[Information provided]:
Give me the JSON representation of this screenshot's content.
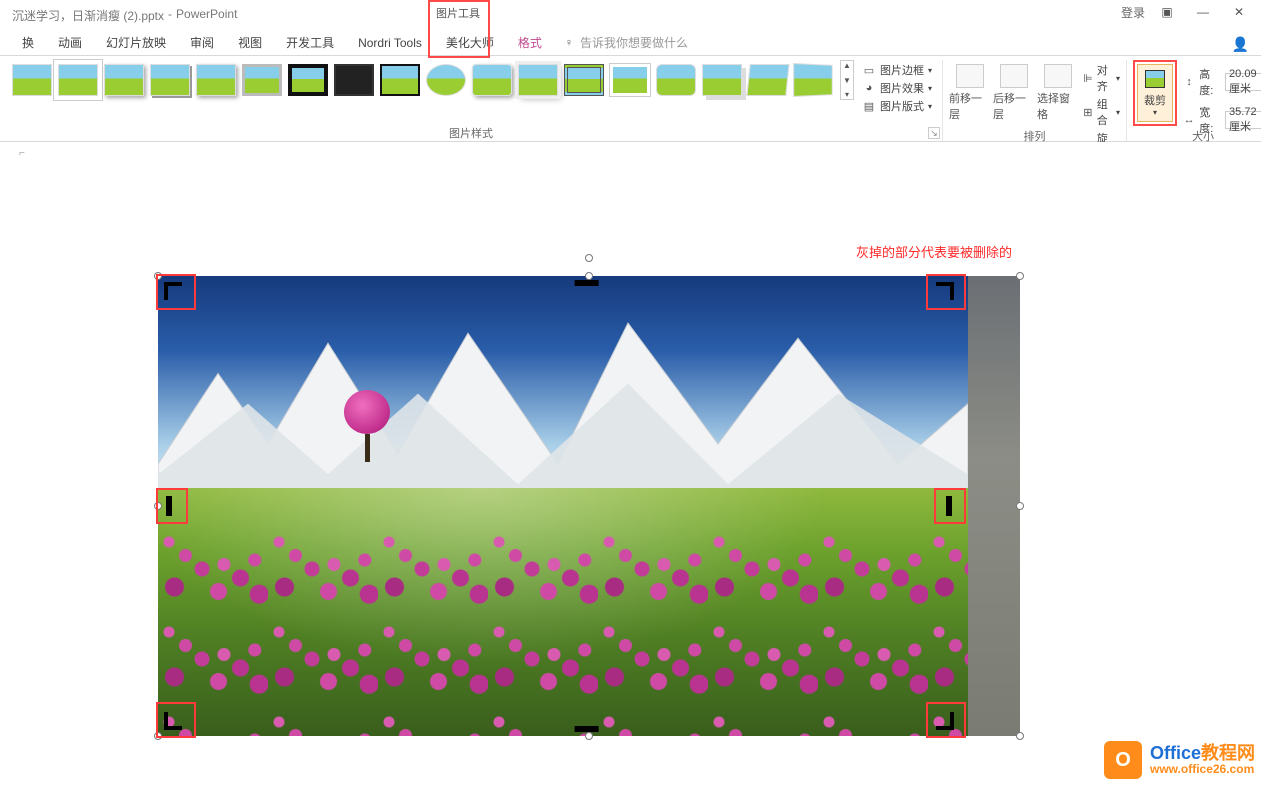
{
  "titlebar": {
    "doc_title": "沉迷学习，日渐消瘦 (2).pptx",
    "app_name": "PowerPoint",
    "tool_tab_label": "图片工具",
    "login_label": "登录"
  },
  "tabs": {
    "t1": "换",
    "t2": "动画",
    "t3": "幻灯片放映",
    "t4": "审阅",
    "t5": "视图",
    "t6": "开发工具",
    "t7": "Nordri Tools",
    "t8": "美化大师",
    "t9": "格式",
    "tellme": "告诉我你想要做什么"
  },
  "groups": {
    "styles_label": "图片样式",
    "arrange_label": "排列",
    "size_label": "大小"
  },
  "pic_adjust": {
    "border": "图片边框",
    "effects": "图片效果",
    "layout": "图片版式"
  },
  "arrange": {
    "bring_forward": "前移一层",
    "send_backward": "后移一层",
    "selection_pane": "选择窗格",
    "align": "对齐",
    "group": "组合",
    "rotate": "旋转"
  },
  "crop": {
    "label": "裁剪"
  },
  "size": {
    "height_label": "高度:",
    "height_value": "20.09 厘米",
    "width_label": "宽度:",
    "width_value": "35.72 厘米"
  },
  "annotation": "灰掉的部分代表要被删除的",
  "watermark": {
    "line1_a": "Office",
    "line1_b": "教程网",
    "line2": "www.office26.com"
  }
}
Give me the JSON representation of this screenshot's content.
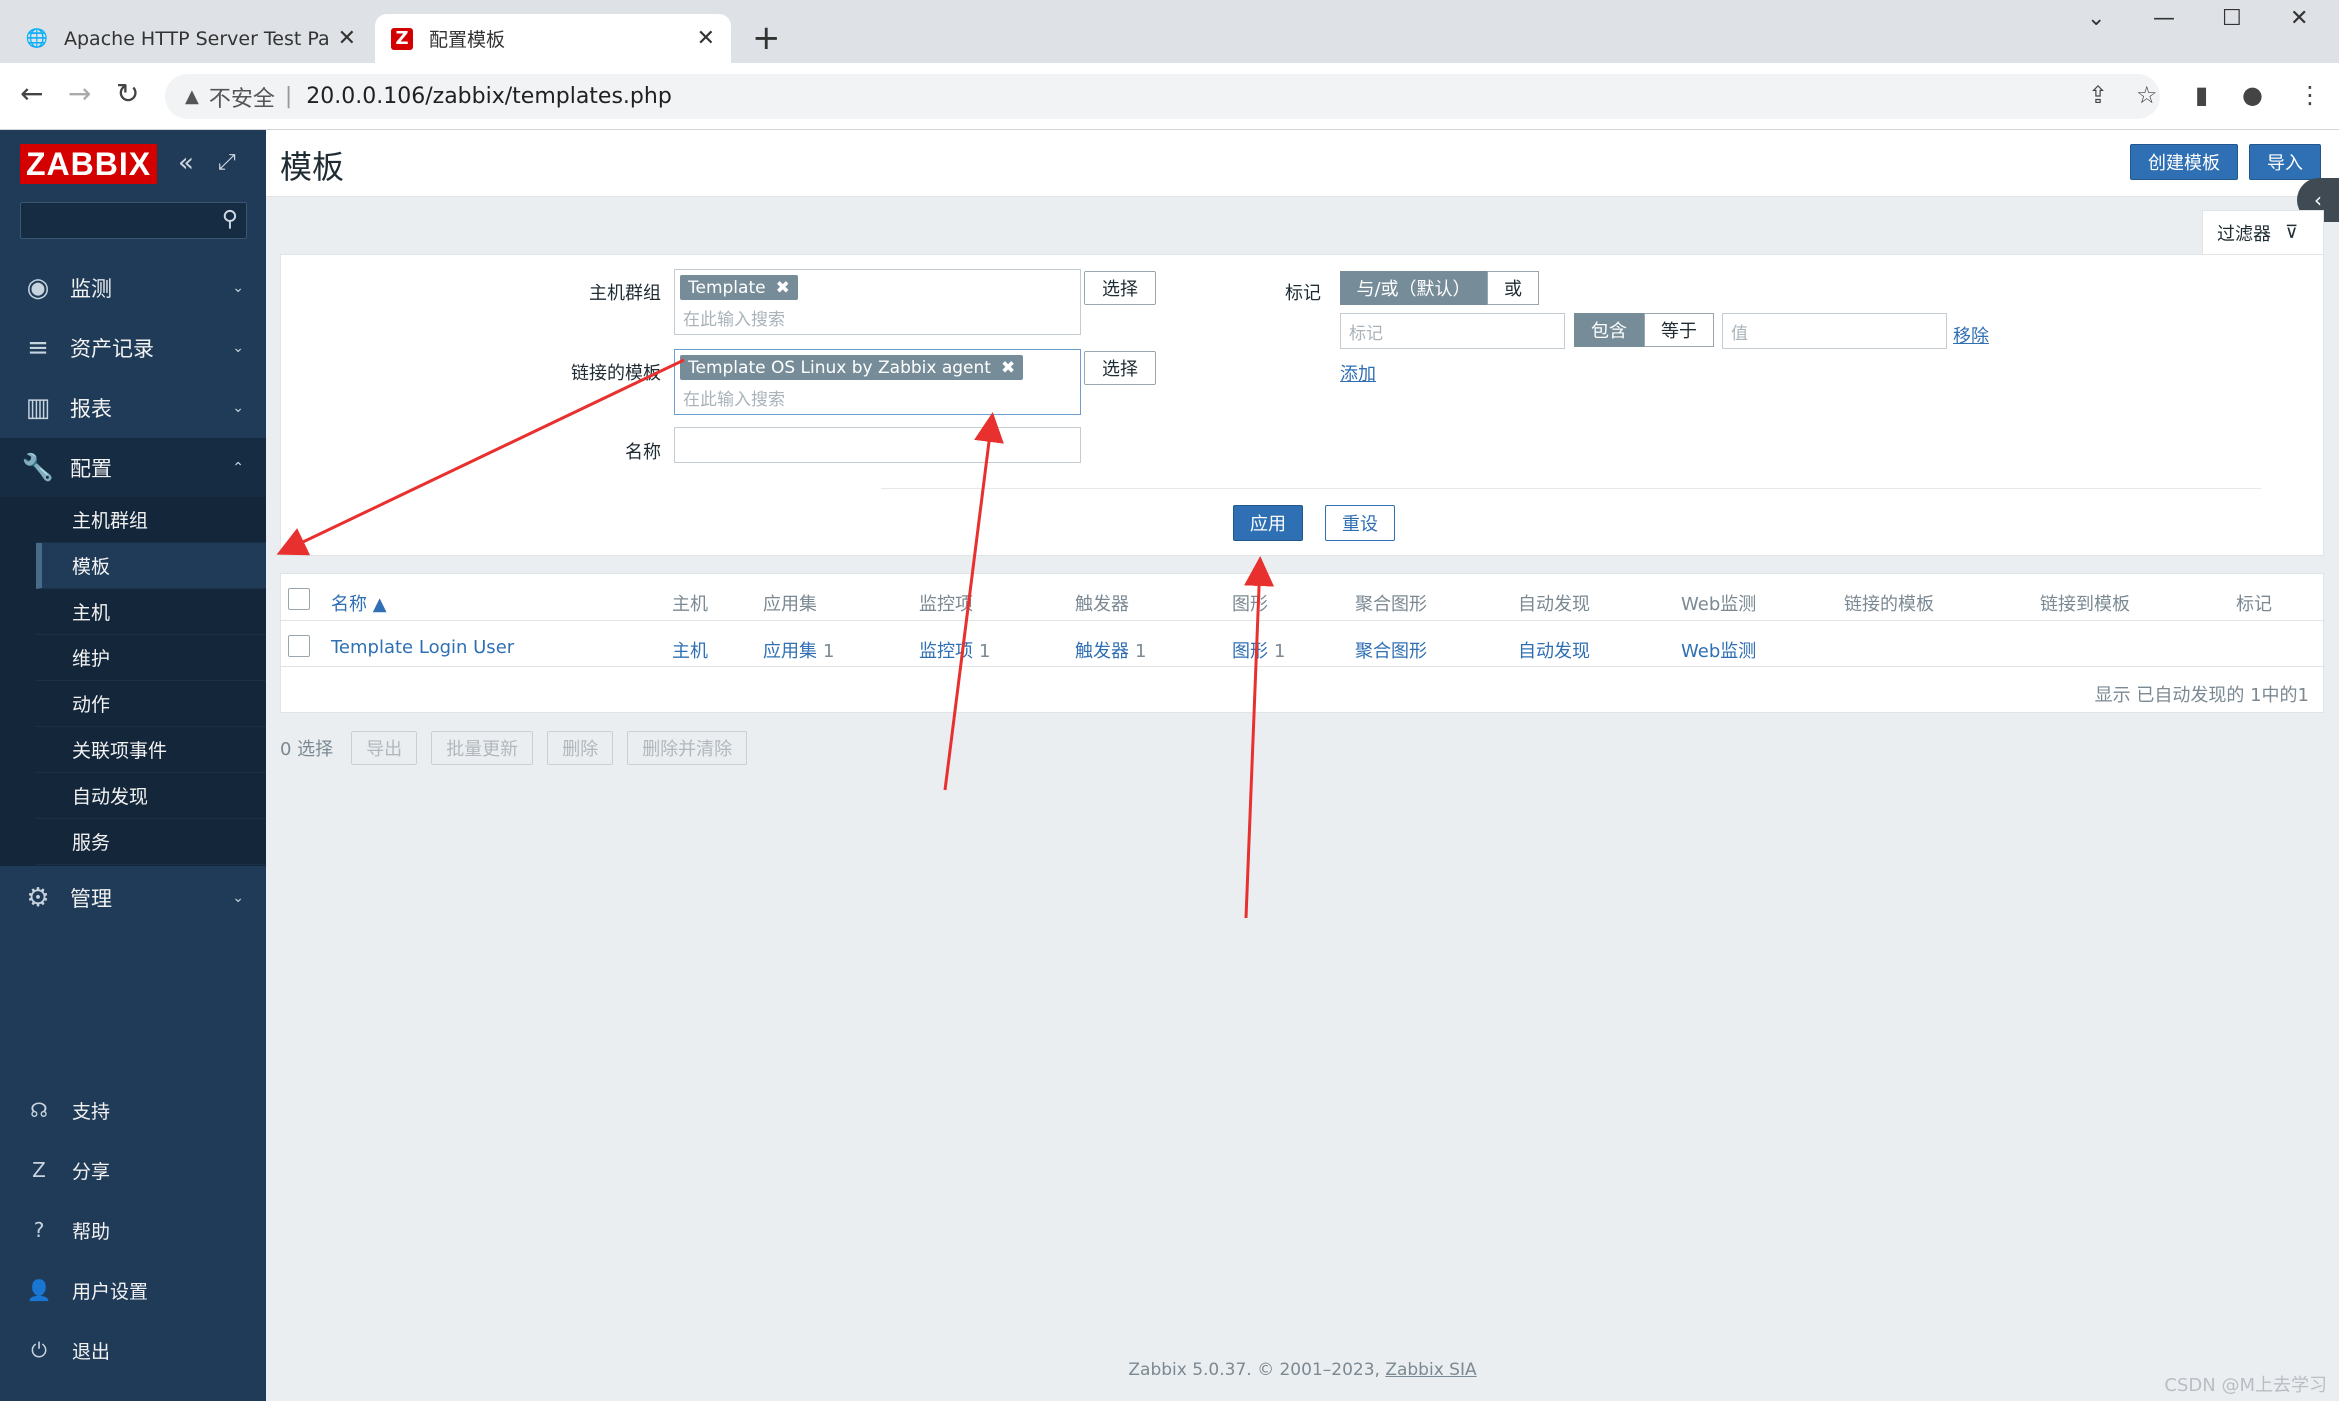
{
  "browser": {
    "tabs": [
      {
        "title": "Apache HTTP Server Test Page",
        "icon": "globe-icon"
      },
      {
        "title": "配置模板",
        "icon": "zabbix-favicon",
        "favicon_letter": "Z"
      }
    ],
    "new_tab": "+",
    "address": {
      "insecure_label": "不安全",
      "separator": "|",
      "url": "20.0.0.106/zabbix/templates.php"
    }
  },
  "sidebar": {
    "logo": "ZABBIX",
    "search_placeholder": "",
    "menu": [
      {
        "label": "监测",
        "icon": "eye-icon"
      },
      {
        "label": "资产记录",
        "icon": "list-icon"
      },
      {
        "label": "报表",
        "icon": "bar-chart-icon"
      },
      {
        "label": "配置",
        "icon": "wrench-icon"
      },
      {
        "label": "管理",
        "icon": "gear-icon"
      }
    ],
    "submenu": [
      "主机群组",
      "模板",
      "主机",
      "维护",
      "动作",
      "关联项事件",
      "自动发现",
      "服务"
    ],
    "footer": [
      {
        "label": "支持",
        "icon": "headset-icon"
      },
      {
        "label": "分享",
        "icon": "share-icon"
      },
      {
        "label": "帮助",
        "icon": "help-icon"
      },
      {
        "label": "用户设置",
        "icon": "user-icon"
      },
      {
        "label": "退出",
        "icon": "power-icon"
      }
    ]
  },
  "page": {
    "title": "模板",
    "create_button": "创建模板",
    "import_button": "导入"
  },
  "filter": {
    "tab_label": "过滤器",
    "host_groups_label": "主机群组",
    "host_groups_chip": "Template",
    "linked_templates_label": "链接的模板",
    "linked_templates_chip": "Template OS Linux by Zabbix agent",
    "search_placeholder": "在此输入搜索",
    "select_button": "选择",
    "name_label": "名称",
    "name_value": "",
    "tags_label": "标记",
    "tag_and_or": "与/或（默认）",
    "tag_or": "或",
    "tag_placeholder": "标记",
    "contains": "包含",
    "equals": "等于",
    "value_placeholder": "值",
    "remove": "移除",
    "add": "添加",
    "apply": "应用",
    "reset": "重设"
  },
  "table": {
    "headers": [
      "名称 ▲",
      "主机",
      "应用集",
      "监控项",
      "触发器",
      "图形",
      "聚合图形",
      "自动发现",
      "Web监测",
      "链接的模板",
      "链接到模板",
      "标记"
    ],
    "row": {
      "name": "Template Login User",
      "hosts": "主机",
      "applications": "应用集",
      "applications_count": "1",
      "items": "监控项",
      "items_count": "1",
      "triggers": "触发器",
      "triggers_count": "1",
      "graphs": "图形",
      "graphs_count": "1",
      "screens": "聚合图形",
      "discovery": "自动发现",
      "web": "Web监测"
    },
    "paging": "显示 已自动发现的 1中的1"
  },
  "actions": {
    "selected": "0 选择",
    "buttons": [
      "导出",
      "批量更新",
      "删除",
      "删除并清除"
    ]
  },
  "footer": {
    "text": "Zabbix 5.0.37. © 2001–2023, ",
    "link": "Zabbix SIA"
  },
  "watermark": "CSDN @M上去学习",
  "colors": {
    "brand": "#d40000",
    "sidebar": "#1f3b57",
    "primary": "#2f6fb3",
    "annotation_arrow": "#e8302e"
  }
}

[Challenge]: Copy the listing exactly. Any image in it stays out of the copy.

[Output of the exercise]:
Give me the JSON representation of this screenshot's content.
{
  "titlebar": {
    "doc_title": "沉迷学习，日渐消瘦 (2).pptx",
    "app_name": "PowerPoint",
    "tool_tab_label": "图片工具",
    "login_label": "登录"
  },
  "tabs": {
    "t1": "换",
    "t2": "动画",
    "t3": "幻灯片放映",
    "t4": "审阅",
    "t5": "视图",
    "t6": "开发工具",
    "t7": "Nordri Tools",
    "t8": "美化大师",
    "t9": "格式",
    "tellme": "告诉我你想要做什么"
  },
  "groups": {
    "styles_label": "图片样式",
    "arrange_label": "排列",
    "size_label": "大小"
  },
  "pic_adjust": {
    "border": "图片边框",
    "effects": "图片效果",
    "layout": "图片版式"
  },
  "arrange": {
    "bring_forward": "前移一层",
    "send_backward": "后移一层",
    "selection_pane": "选择窗格",
    "align": "对齐",
    "group": "组合",
    "rotate": "旋转"
  },
  "crop": {
    "label": "裁剪"
  },
  "size": {
    "height_label": "高度:",
    "height_value": "20.09 厘米",
    "width_label": "宽度:",
    "width_value": "35.72 厘米"
  },
  "annotation": "灰掉的部分代表要被删除的",
  "watermark": {
    "line1_a": "Office",
    "line1_b": "教程网",
    "line2": "www.office26.com"
  }
}
Give me the JSON representation of this screenshot's content.
{
  "browser": {
    "tabs": [
      {
        "title": "Apache HTTP Server Test Page",
        "icon": "globe-icon"
      },
      {
        "title": "配置模板",
        "icon": "zabbix-favicon",
        "favicon_letter": "Z"
      }
    ],
    "new_tab": "+",
    "address": {
      "insecure_label": "不安全",
      "separator": "|",
      "url": "20.0.0.106/zabbix/templates.php"
    }
  },
  "sidebar": {
    "logo": "ZABBIX",
    "search_placeholder": "",
    "menu": [
      {
        "label": "监测",
        "icon": "eye-icon"
      },
      {
        "label": "资产记录",
        "icon": "list-icon"
      },
      {
        "label": "报表",
        "icon": "bar-chart-icon"
      },
      {
        "label": "配置",
        "icon": "wrench-icon"
      },
      {
        "label": "管理",
        "icon": "gear-icon"
      }
    ],
    "submenu": [
      "主机群组",
      "模板",
      "主机",
      "维护",
      "动作",
      "关联项事件",
      "自动发现",
      "服务"
    ],
    "footer": [
      {
        "label": "支持",
        "icon": "headset-icon"
      },
      {
        "label": "分享",
        "icon": "share-icon"
      },
      {
        "label": "帮助",
        "icon": "help-icon"
      },
      {
        "label": "用户设置",
        "icon": "user-icon"
      },
      {
        "label": "退出",
        "icon": "power-icon"
      }
    ]
  },
  "page": {
    "title": "模板",
    "create_button": "创建模板",
    "import_button": "导入"
  },
  "filter": {
    "tab_label": "过滤器",
    "host_groups_label": "主机群组",
    "host_groups_chip": "Template",
    "linked_templates_label": "链接的模板",
    "linked_templates_chip": "Template OS Linux by Zabbix agent",
    "search_placeholder": "在此输入搜索",
    "select_button": "选择",
    "name_label": "名称",
    "name_value": "",
    "tags_label": "标记",
    "tag_and_or": "与/或（默认）",
    "tag_or": "或",
    "tag_placeholder": "标记",
    "contains": "包含",
    "equals": "等于",
    "value_placeholder": "值",
    "remove": "移除",
    "add": "添加",
    "apply": "应用",
    "reset": "重设"
  },
  "table": {
    "headers": [
      "名称 ▲",
      "主机",
      "应用集",
      "监控项",
      "触发器",
      "图形",
      "聚合图形",
      "自动发现",
      "Web监测",
      "链接的模板",
      "链接到模板",
      "标记"
    ],
    "row": {
      "name": "Template Login User",
      "hosts": "主机",
      "applications": "应用集",
      "applications_count": "1",
      "items": "监控项",
      "items_count": "1",
      "triggers": "触发器",
      "triggers_count": "1",
      "graphs": "图形",
      "graphs_count": "1",
      "screens": "聚合图形",
      "discovery": "自动发现",
      "web": "Web监测"
    },
    "paging": "显示 已自动发现的 1中的1"
  },
  "actions": {
    "selected": "0 选择",
    "buttons": [
      "导出",
      "批量更新",
      "删除",
      "删除并清除"
    ]
  },
  "footer": {
    "text": "Zabbix 5.0.37. © 2001–2023, ",
    "link": "Zabbix SIA"
  },
  "watermark": "CSDN @M上去学习",
  "colors": {
    "brand": "#d40000",
    "sidebar": "#1f3b57",
    "primary": "#2f6fb3",
    "annotation_arrow": "#e8302e"
  }
}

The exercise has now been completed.